Copy the records below exactly as they appear.

(Extracted records)
>> start

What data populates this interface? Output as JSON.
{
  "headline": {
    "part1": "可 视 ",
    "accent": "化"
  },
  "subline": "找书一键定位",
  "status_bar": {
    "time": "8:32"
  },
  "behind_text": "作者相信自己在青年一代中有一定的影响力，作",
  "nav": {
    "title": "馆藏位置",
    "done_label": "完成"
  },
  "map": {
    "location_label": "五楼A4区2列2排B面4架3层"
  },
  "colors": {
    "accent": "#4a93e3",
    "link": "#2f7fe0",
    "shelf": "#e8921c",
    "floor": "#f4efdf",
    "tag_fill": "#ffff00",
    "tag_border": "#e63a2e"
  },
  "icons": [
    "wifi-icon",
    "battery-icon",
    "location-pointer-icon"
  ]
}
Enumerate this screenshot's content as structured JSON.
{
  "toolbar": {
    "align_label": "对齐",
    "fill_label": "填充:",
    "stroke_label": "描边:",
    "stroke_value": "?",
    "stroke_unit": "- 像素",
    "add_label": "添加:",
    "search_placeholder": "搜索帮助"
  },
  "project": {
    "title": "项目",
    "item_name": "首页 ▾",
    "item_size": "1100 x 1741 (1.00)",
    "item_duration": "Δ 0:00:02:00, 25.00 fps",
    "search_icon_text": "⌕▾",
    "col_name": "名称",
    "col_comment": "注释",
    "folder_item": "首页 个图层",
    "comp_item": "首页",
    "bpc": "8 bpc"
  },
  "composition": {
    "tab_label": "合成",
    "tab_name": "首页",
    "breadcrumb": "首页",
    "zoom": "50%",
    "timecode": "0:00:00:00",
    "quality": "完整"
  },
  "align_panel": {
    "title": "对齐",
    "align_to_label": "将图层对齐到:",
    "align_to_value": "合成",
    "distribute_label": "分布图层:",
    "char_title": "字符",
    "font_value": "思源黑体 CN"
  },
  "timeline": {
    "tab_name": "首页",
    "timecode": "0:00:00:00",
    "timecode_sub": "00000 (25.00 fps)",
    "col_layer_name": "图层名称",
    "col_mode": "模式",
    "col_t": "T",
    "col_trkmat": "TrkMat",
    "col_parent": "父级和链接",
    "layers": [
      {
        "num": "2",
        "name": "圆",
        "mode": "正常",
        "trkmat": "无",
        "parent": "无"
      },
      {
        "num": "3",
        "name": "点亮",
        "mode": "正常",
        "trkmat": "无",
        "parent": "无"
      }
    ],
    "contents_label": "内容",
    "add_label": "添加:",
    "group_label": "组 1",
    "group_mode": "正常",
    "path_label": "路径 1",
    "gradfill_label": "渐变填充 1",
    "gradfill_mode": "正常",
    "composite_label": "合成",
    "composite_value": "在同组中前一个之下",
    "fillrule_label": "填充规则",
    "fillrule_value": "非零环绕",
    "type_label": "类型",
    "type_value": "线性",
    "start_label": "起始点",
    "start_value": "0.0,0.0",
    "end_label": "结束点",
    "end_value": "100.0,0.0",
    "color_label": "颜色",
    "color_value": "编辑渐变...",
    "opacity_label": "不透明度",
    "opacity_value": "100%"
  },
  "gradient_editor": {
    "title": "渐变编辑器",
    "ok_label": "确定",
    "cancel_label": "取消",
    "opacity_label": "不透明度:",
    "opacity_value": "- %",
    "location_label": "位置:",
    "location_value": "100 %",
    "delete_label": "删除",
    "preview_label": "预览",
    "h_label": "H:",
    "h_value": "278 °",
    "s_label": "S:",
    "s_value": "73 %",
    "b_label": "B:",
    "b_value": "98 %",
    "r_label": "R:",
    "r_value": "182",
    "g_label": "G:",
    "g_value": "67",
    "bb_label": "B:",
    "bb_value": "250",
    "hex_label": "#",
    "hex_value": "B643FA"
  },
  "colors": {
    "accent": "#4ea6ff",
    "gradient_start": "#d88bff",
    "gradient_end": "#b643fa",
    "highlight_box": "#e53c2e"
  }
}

>> end

The completed task
What data populates this interface? Output as JSON.
{
  "headline": {
    "part1": "可 视 ",
    "accent": "化"
  },
  "subline": "找书一键定位",
  "status_bar": {
    "time": "8:32"
  },
  "behind_text": "作者相信自己在青年一代中有一定的影响力，作",
  "nav": {
    "title": "馆藏位置",
    "done_label": "完成"
  },
  "map": {
    "location_label": "五楼A4区2列2排B面4架3层"
  },
  "colors": {
    "accent": "#4a93e3",
    "link": "#2f7fe0",
    "shelf": "#e8921c",
    "floor": "#f4efdf",
    "tag_fill": "#ffff00",
    "tag_border": "#e63a2e"
  },
  "icons": [
    "wifi-icon",
    "battery-icon",
    "location-pointer-icon"
  ]
}
Enumerate this screenshot's content as structured JSON.
{
  "toolbar": {
    "align_label": "对齐",
    "fill_label": "填充:",
    "stroke_label": "描边:",
    "stroke_value": "?",
    "stroke_unit": "- 像素",
    "add_label": "添加:",
    "search_placeholder": "搜索帮助"
  },
  "project": {
    "title": "项目",
    "item_name": "首页 ▾",
    "item_size": "1100 x 1741 (1.00)",
    "item_duration": "Δ 0:00:02:00, 25.00 fps",
    "search_icon_text": "⌕▾",
    "col_name": "名称",
    "col_comment": "注释",
    "folder_item": "首页 个图层",
    "comp_item": "首页",
    "bpc": "8 bpc"
  },
  "composition": {
    "tab_label": "合成",
    "tab_name": "首页",
    "breadcrumb": "首页",
    "zoom": "50%",
    "timecode": "0:00:00:00",
    "quality": "完整"
  },
  "align_panel": {
    "title": "对齐",
    "align_to_label": "将图层对齐到:",
    "align_to_value": "合成",
    "distribute_label": "分布图层:",
    "char_title": "字符",
    "font_value": "思源黑体 CN"
  },
  "timeline": {
    "tab_name": "首页",
    "timecode": "0:00:00:00",
    "timecode_sub": "00000 (25.00 fps)",
    "col_layer_name": "图层名称",
    "col_mode": "模式",
    "col_t": "T",
    "col_trkmat": "TrkMat",
    "col_parent": "父级和链接",
    "layers": [
      {
        "num": "2",
        "name": "圆",
        "mode": "正常",
        "trkmat": "无",
        "parent": "无"
      },
      {
        "num": "3",
        "name": "点亮",
        "mode": "正常",
        "trkmat": "无",
        "parent": "无"
      }
    ],
    "contents_label": "内容",
    "add_label": "添加:",
    "group_label": "组 1",
    "group_mode": "正常",
    "path_label": "路径 1",
    "gradfill_label": "渐变填充 1",
    "gradfill_mode": "正常",
    "composite_label": "合成",
    "composite_value": "在同组中前一个之下",
    "fillrule_label": "填充规则",
    "fillrule_value": "非零环绕",
    "type_label": "类型",
    "type_value": "线性",
    "start_label": "起始点",
    "start_value": "0.0,0.0",
    "end_label": "结束点",
    "end_value": "100.0,0.0",
    "color_label": "颜色",
    "color_value": "编辑渐变...",
    "opacity_label": "不透明度",
    "opacity_value": "100%"
  },
  "gradient_editor": {
    "title": "渐变编辑器",
    "ok_label": "确定",
    "cancel_label": "取消",
    "opacity_label": "不透明度:",
    "opacity_value": "- %",
    "location_label": "位置:",
    "location_value": "100 %",
    "delete_label": "删除",
    "preview_label": "预览",
    "h_label": "H:",
    "h_value": "278 °",
    "s_label": "S:",
    "s_value": "73 %",
    "b_label": "B:",
    "b_value": "98 %",
    "r_label": "R:",
    "r_value": "182",
    "g_label": "G:",
    "g_value": "67",
    "bb_label": "B:",
    "bb_value": "250",
    "hex_label": "#",
    "hex_value": "B643FA"
  },
  "colors": {
    "accent": "#4ea6ff",
    "gradient_start": "#d88bff",
    "gradient_end": "#b643fa",
    "highlight_box": "#e53c2e"
  }
}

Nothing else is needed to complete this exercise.